Exercise requirements: Across the material below, how many lines contain the word "icon"? Give only the number.

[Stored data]
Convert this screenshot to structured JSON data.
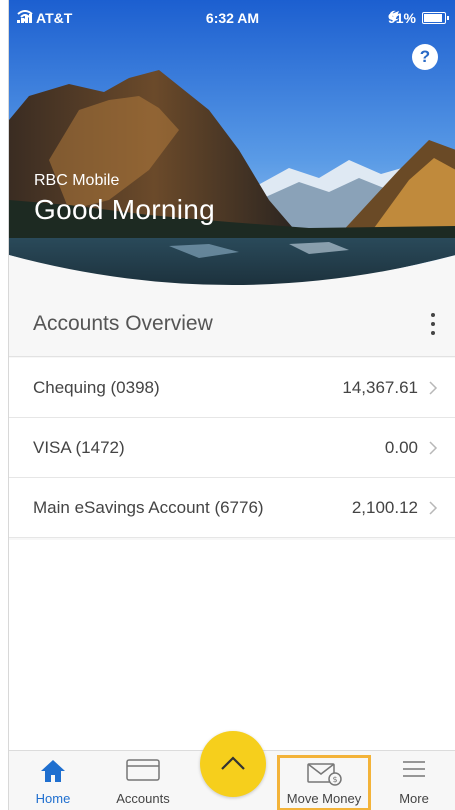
{
  "status_bar": {
    "carrier": "AT&T",
    "time": "6:32 AM",
    "battery": "91%",
    "battery_level": 0.91
  },
  "hero": {
    "app_name": "RBC Mobile",
    "greeting": "Good Morning",
    "help_label": "?"
  },
  "overview": {
    "title": "Accounts Overview",
    "menu_icon": "kebab-menu-icon"
  },
  "accounts": [
    {
      "name": "Chequing (0398)",
      "balance": "14,367.61"
    },
    {
      "name": "VISA (1472)",
      "balance": "0.00"
    },
    {
      "name": "Main eSavings Account (6776)",
      "balance": "2,100.12"
    }
  ],
  "tabbar": {
    "home": "Home",
    "accounts": "Accounts",
    "move_money": "Move Money",
    "more": "More",
    "fab_icon": "chevron-up-icon"
  },
  "colors": {
    "accent_blue": "#1f6fcf",
    "fab_yellow": "#f6cf1c",
    "highlight_orange": "#f3b339"
  }
}
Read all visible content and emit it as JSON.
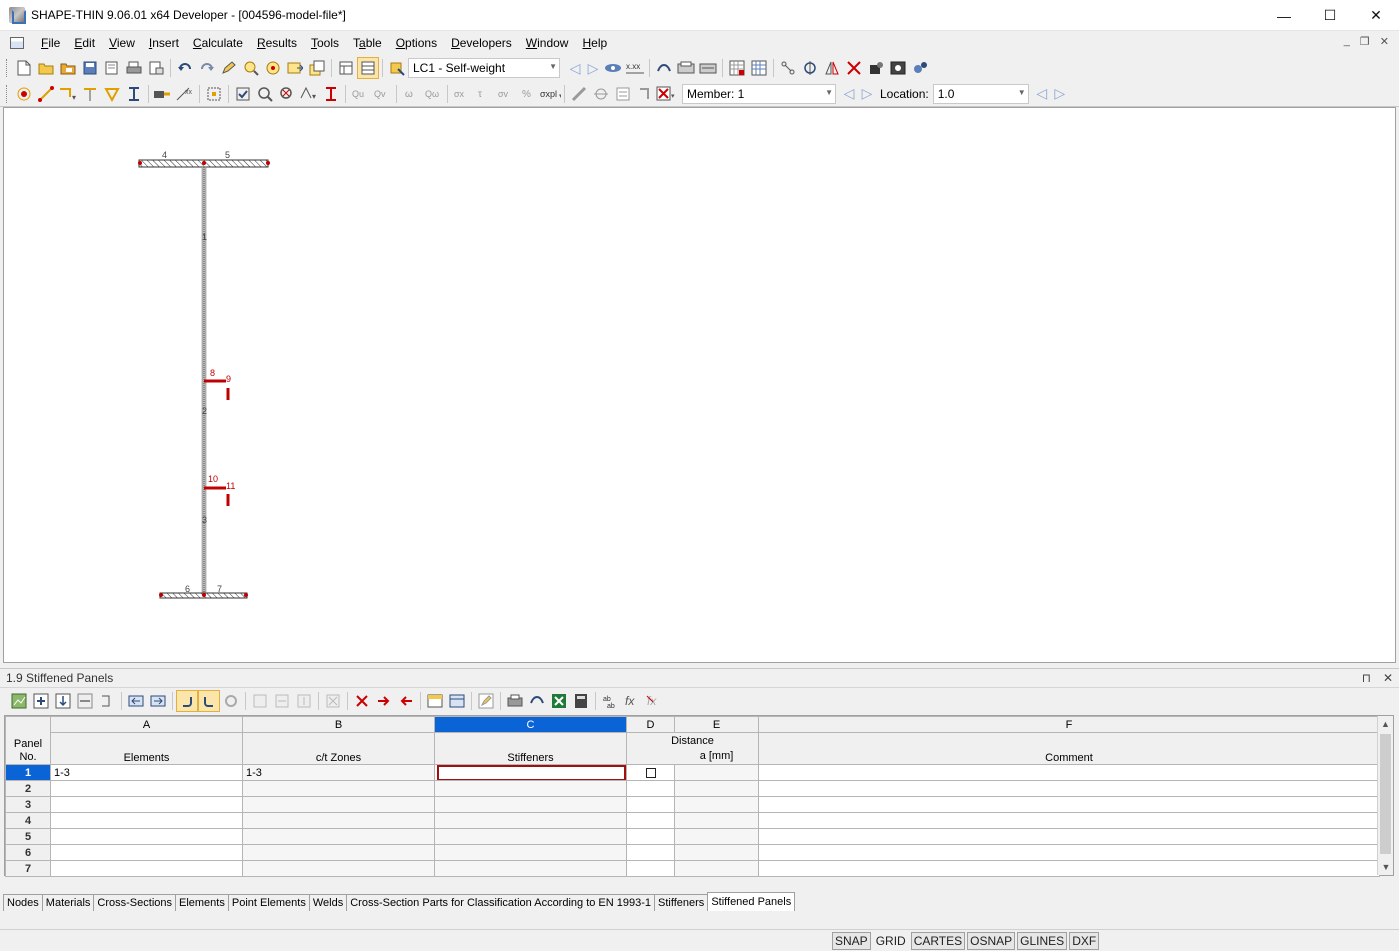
{
  "window": {
    "title": "SHAPE-THIN 9.06.01 x64 Developer - [004596-model-file*]",
    "controls": {
      "minimize": "—",
      "maximize": "☐",
      "close": "✕"
    }
  },
  "menubar": {
    "items": [
      {
        "pre": "",
        "ul": "F",
        "post": "ile"
      },
      {
        "pre": "",
        "ul": "E",
        "post": "dit"
      },
      {
        "pre": "",
        "ul": "V",
        "post": "iew"
      },
      {
        "pre": "",
        "ul": "I",
        "post": "nsert"
      },
      {
        "pre": "",
        "ul": "C",
        "post": "alculate"
      },
      {
        "pre": "",
        "ul": "R",
        "post": "esults"
      },
      {
        "pre": "",
        "ul": "T",
        "post": "ools"
      },
      {
        "pre": "T",
        "ul": "a",
        "post": "ble"
      },
      {
        "pre": "",
        "ul": "O",
        "post": "ptions"
      },
      {
        "pre": "",
        "ul": "D",
        "post": "evelopers"
      },
      {
        "pre": "",
        "ul": "W",
        "post": "indow"
      },
      {
        "pre": "",
        "ul": "H",
        "post": "elp"
      }
    ],
    "mdi": {
      "minimize": "_",
      "restore": "❐",
      "close": "✕"
    }
  },
  "toolbar1": {
    "loadcase": "LC1 - Self-weight",
    "prev": "◁",
    "next": "▷"
  },
  "toolbar2": {
    "member_label": "Member: 1",
    "location_label": "Location:",
    "location_value": "1.0",
    "prev": "◁",
    "next": "▷"
  },
  "model": {
    "nodes": [
      "4",
      "5",
      "1",
      "8",
      "9",
      "2",
      "10",
      "11",
      "3",
      "6",
      "7"
    ]
  },
  "panel": {
    "title": "1.9 Stiffened Panels",
    "pin": "⊓",
    "close": "✕"
  },
  "table": {
    "col_letters": [
      "A",
      "B",
      "C",
      "D",
      "E",
      "F"
    ],
    "header": {
      "panel_no": "Panel\nNo.",
      "elements": "Elements",
      "ct_zones": "c/t Zones",
      "stiffeners": "Stiffeners",
      "distance": "Distance",
      "a_mm": "a [mm]",
      "comment": "Comment"
    },
    "rows": [
      {
        "no": "1",
        "elements": "1-3",
        "ct_zones": "1-3",
        "stiffeners": "",
        "d": "",
        "a": "",
        "comment": ""
      },
      {
        "no": "2",
        "elements": "",
        "ct_zones": "",
        "stiffeners": "",
        "d": "",
        "a": "",
        "comment": ""
      },
      {
        "no": "3",
        "elements": "",
        "ct_zones": "",
        "stiffeners": "",
        "d": "",
        "a": "",
        "comment": ""
      },
      {
        "no": "4",
        "elements": "",
        "ct_zones": "",
        "stiffeners": "",
        "d": "",
        "a": "",
        "comment": ""
      },
      {
        "no": "5",
        "elements": "",
        "ct_zones": "",
        "stiffeners": "",
        "d": "",
        "a": "",
        "comment": ""
      },
      {
        "no": "6",
        "elements": "",
        "ct_zones": "",
        "stiffeners": "",
        "d": "",
        "a": "",
        "comment": ""
      },
      {
        "no": "7",
        "elements": "",
        "ct_zones": "",
        "stiffeners": "",
        "d": "",
        "a": "",
        "comment": ""
      }
    ]
  },
  "tabs": [
    "Nodes",
    "Materials",
    "Cross-Sections",
    "Elements",
    "Point Elements",
    "Welds",
    "Cross-Section Parts for Classification According to EN 1993-1",
    "Stiffeners",
    "Stiffened Panels"
  ],
  "active_tab": "Stiffened Panels",
  "statusbar": {
    "toggles": [
      "SNAP",
      "GRID",
      "CARTES",
      "OSNAP",
      "GLINES",
      "DXF"
    ],
    "on": [
      "GRID"
    ]
  },
  "colors": {
    "selection": "#0a64d6",
    "highlight_border": "#a01010",
    "node_red": "#c00000"
  }
}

Result of this exercise: 2